== Sección del documento ==
►
Compartir

¿Qué nos identifica los chilenos?, ¿somos una nación?, ¿existe una comunidad que se pueda reconocer como pueblo chileno?.

Desde hace mucho tiempo que discutimos sobre la identidad nacional. Los hay que asocian el mismo a estereotipos que más bien corresponden a imposiciones y hay otras que son  construcciones ideológicas, que responden a deseos más que a la realidad.

Chile se caracterizó desde la conquista española por una cierta homogeneidad cultural, derivada de las características de la conquista, las condicionantes geográficas y la propia constitución de una sociedad cerrada, rígida, basada en un catolicismo austero y omnipresente, vinculado a la tierra, donde la disciplina social fue siempre recurrente, producto de un miedo atávico al desorden y la falta de rutina.

El nuestro fue un desarrollo económico precario, de pobreza y de dureza del  medio, que hizo surgir una concepción fatalista de la vida. Cada cien años, un terremoto destruía lo que se había logrado construir y de nuevo se debía empezar, con paciente resignación.

Nuestra identidad fue siempre rural, solo alterada por la explotación minera del norte del país, luego de la Guerra del Pacífico. Fueron campesinos de los valles de Elqui, Limarí y Choapa quienes emigraron a Atacama, Antofagasta y Tarapacá  para laborar en la plata, el salitre y el cobre y expandieron esa misma concepción triste de la vida agraria, agudizada por las terribles condiciones del desierto.

El mundo rural entró en disolución a mediados de los años 30 y concluyó su desaparición con la Reforma Agraria de Frei y Allende. La pérdida de la ruralidad fue severa para nuestra identidad, puesto que la ciudad no logró reemplazarla. La emigración campo ciudad llevó a millones de  campesinos a habitar las ciudades y Santiago se consolidó como la gran metrópoli nacional, pero en el proceso, dejó en la deriva a sus habitantes que no han logrado constituir un cuerpo con identidad propia.

El campo y lo rural daba certeza, establecía una vinculación del hombre y la mujer con la tierra, asociaba la vida con un espacio y un paisaje que era característico. Hay que imaginar lo duro que debió ser para un cauquenino llegar a habitar un Santiago gris. Se profundizó la melancolía.

Igualmente, el catolicismo se diluyó como piedra angular de esa identidad campesina, de rezos, procesiones, catecismos y lleno de liturgias que marcaban los días y las horas de la gente de campo.
◄
Datos de coordenadas de maquetación:
►
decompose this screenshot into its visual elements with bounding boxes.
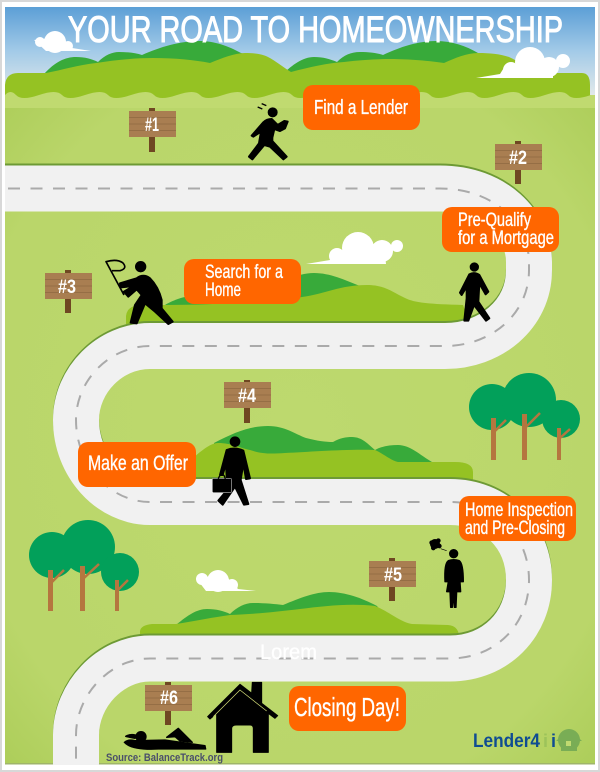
callout: Find a Lender	[303, 85, 420, 130]
callout: Search for a Home: Home	[205, 280, 241, 301]
person: lying down	[124, 728, 206, 749]
road	[5, 186, 529, 765]
hill: behind road section 2	[126, 273, 470, 324]
cloud: top left	[34, 31, 91, 53]
person: with net	[106, 260, 173, 324]
sign: #4	[224, 380, 271, 423]
callout: Find a Lender: Find a Lender	[314, 97, 408, 119]
cloud: top right	[476, 47, 570, 78]
sign: #2: #2	[509, 148, 527, 169]
callout: Pre-Qualify for a Mortgage	[442, 207, 559, 252]
logo: Lender4: i	[543, 731, 548, 751]
callout: Closing Day	[289, 686, 406, 731]
cloud: lower	[196, 570, 256, 592]
sign: #3: #3	[58, 277, 76, 298]
person: with briefcase	[212, 437, 250, 505]
person: walking	[460, 263, 489, 321]
sign: #4: #4	[238, 386, 256, 407]
sign: #5: #5	[384, 565, 402, 586]
sign: #6: #6	[160, 688, 178, 709]
scalloped field edge	[5, 92, 595, 108]
source credit: Source: BalanceTrack.org	[106, 752, 223, 764]
hills: top background	[44, 41, 478, 80]
callout: Search for a Home	[184, 259, 301, 304]
trees: right	[469, 373, 580, 460]
callout: Pre-Qualify for a Mortgage: Pre-Qualify	[458, 210, 531, 231]
logo: Lender4	[473, 729, 582, 752]
sign: #1: #1	[145, 115, 159, 136]
hills: top foreground band	[5, 53, 590, 100]
callout: Closing Day: Closing Day!	[294, 692, 400, 722]
sign: #6	[145, 682, 192, 725]
road label: Lorem	[260, 641, 317, 664]
cloud: middle	[306, 232, 403, 264]
hill: behind road section 4	[140, 592, 459, 637]
callout: Make an Offer: Make an Offer	[88, 452, 188, 475]
callout: Home Inspection and Pre-Closing: and Pre-Closing	[465, 518, 565, 539]
person: worrying	[430, 539, 463, 607]
sign: #3	[45, 270, 92, 313]
hill: behind road section 3	[192, 426, 473, 482]
callout: Make an Offer	[78, 442, 196, 487]
callout: Pre-Qualify for a Mortgage: for a Mortgage	[458, 228, 554, 249]
sign: #5	[369, 558, 416, 601]
callout: Search for a Home: Search for a	[205, 262, 283, 283]
sign: #1	[129, 108, 176, 152]
person: running	[249, 104, 288, 159]
icon: house	[208, 682, 278, 752]
sign: #2	[495, 141, 542, 184]
logo: Lender4: i	[551, 731, 556, 751]
callout: Home Inspection and Pre-Closing	[459, 496, 576, 541]
logo: Lender4: Lender4	[473, 731, 540, 752]
trees: left	[29, 520, 139, 611]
◄
Reproduce al pie de la letra el pasaje del texto sobre la identidad chilena que comienza con "Chile se caracterizó" y continúa hasta "con paciente resignación.".

Chile se caracterizó desde la conquista española por una cierta homogeneidad cultural, derivada de las características de la conquista, las condicionantes geográficas y la propia constitución de una sociedad cerrada, rígida, basada en un catolicismo austero y omnipresente, vinculado a la tierra, donde la disciplina social fue siempre recurrente, producto de un miedo atávico al desorden y la falta de rutina.

El nuestro fue un desarrollo económico precario, de pobreza y de dureza del  medio, que hizo surgir una concepción fatalista de la vida. Cada cien años, un terremoto destruía lo que se había logrado construir y de nuevo se debía empezar, con paciente resignación.